• GIVEN EXERCISE:
Wherever the string "General" appears, copy the whole line.

• INPUT DATA:
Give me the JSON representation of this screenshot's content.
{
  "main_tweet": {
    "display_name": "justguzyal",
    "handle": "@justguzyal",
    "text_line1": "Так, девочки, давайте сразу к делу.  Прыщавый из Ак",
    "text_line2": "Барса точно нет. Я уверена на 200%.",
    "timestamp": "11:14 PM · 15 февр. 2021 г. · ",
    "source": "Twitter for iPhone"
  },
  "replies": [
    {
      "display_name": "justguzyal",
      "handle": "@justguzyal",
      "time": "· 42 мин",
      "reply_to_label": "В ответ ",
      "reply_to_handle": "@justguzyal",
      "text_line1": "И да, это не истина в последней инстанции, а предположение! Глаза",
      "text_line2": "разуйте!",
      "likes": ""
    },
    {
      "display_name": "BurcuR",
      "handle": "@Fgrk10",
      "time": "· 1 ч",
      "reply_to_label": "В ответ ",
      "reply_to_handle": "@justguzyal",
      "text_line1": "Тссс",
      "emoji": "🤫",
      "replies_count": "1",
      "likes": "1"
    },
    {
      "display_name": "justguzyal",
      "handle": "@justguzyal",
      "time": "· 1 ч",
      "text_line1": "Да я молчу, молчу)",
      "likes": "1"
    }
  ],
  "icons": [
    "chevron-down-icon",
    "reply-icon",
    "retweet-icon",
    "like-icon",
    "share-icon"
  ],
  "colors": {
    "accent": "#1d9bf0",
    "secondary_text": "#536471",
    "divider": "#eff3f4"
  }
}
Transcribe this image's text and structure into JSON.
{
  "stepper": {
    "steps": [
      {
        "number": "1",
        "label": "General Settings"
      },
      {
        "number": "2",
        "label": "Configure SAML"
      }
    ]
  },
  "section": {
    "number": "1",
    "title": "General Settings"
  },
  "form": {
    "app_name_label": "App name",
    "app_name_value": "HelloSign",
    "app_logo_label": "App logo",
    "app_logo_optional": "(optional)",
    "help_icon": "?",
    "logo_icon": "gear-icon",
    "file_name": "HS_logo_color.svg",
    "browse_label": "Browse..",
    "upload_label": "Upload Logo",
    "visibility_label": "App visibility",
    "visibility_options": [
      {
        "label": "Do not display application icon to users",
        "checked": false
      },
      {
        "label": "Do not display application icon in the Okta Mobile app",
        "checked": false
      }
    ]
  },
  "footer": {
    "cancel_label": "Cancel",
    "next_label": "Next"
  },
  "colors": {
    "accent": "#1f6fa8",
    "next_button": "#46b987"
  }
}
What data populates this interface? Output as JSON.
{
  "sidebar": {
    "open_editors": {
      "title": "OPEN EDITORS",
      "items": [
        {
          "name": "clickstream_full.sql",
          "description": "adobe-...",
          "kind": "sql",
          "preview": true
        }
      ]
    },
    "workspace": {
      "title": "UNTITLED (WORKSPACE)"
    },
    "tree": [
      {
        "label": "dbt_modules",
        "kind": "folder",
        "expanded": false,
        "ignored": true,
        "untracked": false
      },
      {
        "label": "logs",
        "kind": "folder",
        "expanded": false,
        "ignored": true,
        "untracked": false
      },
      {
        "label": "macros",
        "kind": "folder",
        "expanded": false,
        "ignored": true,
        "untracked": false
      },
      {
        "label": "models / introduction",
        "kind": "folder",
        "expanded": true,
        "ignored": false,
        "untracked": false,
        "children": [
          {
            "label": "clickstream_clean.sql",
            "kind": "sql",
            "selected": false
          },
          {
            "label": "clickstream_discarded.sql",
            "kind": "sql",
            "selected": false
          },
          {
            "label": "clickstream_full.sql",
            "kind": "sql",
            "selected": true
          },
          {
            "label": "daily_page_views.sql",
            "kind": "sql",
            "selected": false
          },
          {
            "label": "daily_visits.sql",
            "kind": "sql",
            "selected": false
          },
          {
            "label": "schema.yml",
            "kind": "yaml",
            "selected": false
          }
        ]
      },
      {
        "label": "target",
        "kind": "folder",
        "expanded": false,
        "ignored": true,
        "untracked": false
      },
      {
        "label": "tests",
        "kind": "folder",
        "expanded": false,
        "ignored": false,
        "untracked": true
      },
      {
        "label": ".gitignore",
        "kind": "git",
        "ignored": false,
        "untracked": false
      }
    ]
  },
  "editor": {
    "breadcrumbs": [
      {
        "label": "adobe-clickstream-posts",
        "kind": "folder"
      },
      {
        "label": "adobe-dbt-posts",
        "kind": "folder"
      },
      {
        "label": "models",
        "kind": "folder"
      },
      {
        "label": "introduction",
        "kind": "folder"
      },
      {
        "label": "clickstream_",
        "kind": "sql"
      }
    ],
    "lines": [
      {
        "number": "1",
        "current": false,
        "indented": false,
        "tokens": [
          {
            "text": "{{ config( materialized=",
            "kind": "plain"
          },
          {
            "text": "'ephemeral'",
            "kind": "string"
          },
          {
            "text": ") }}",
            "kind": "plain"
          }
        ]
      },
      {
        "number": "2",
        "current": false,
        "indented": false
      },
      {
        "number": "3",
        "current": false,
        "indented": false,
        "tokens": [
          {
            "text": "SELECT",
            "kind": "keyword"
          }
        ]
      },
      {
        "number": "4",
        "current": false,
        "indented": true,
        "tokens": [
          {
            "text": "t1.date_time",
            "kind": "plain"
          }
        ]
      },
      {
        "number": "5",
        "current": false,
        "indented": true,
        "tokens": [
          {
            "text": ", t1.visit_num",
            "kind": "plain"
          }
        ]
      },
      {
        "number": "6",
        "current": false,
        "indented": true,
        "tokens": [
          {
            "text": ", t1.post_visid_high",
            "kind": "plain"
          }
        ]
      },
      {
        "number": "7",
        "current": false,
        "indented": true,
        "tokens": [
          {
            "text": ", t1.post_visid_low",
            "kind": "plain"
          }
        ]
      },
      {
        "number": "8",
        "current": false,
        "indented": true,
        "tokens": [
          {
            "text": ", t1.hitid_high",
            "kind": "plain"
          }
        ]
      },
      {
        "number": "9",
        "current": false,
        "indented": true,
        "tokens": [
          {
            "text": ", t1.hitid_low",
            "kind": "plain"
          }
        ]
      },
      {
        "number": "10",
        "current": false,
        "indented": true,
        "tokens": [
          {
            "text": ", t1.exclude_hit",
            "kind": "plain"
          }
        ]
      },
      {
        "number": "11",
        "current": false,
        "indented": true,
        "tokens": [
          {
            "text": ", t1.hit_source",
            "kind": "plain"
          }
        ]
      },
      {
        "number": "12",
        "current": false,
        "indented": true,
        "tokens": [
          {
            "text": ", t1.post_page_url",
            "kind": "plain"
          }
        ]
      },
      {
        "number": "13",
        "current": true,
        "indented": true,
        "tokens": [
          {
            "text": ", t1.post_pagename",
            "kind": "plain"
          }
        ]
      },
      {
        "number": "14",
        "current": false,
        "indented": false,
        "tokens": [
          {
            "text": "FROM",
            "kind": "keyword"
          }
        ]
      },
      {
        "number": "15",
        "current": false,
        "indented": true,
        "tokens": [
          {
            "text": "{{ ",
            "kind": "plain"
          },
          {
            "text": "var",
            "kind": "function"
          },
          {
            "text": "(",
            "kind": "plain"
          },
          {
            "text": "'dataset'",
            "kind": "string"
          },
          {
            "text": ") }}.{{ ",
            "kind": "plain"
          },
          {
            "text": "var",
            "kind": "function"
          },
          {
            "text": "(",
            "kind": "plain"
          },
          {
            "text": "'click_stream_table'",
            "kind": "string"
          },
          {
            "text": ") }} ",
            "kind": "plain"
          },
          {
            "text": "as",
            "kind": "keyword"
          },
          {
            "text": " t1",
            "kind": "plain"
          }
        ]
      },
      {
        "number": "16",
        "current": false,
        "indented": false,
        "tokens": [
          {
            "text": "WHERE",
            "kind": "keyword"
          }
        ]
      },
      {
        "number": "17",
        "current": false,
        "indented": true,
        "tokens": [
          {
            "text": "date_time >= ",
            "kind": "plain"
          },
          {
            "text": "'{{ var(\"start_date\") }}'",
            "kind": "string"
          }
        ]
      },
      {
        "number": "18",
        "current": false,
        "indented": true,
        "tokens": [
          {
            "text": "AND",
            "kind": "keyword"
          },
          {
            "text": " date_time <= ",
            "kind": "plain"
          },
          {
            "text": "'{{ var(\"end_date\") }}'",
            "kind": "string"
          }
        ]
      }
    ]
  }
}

• REPLY:
        "label": "General Settings"
    "title": "General Settings"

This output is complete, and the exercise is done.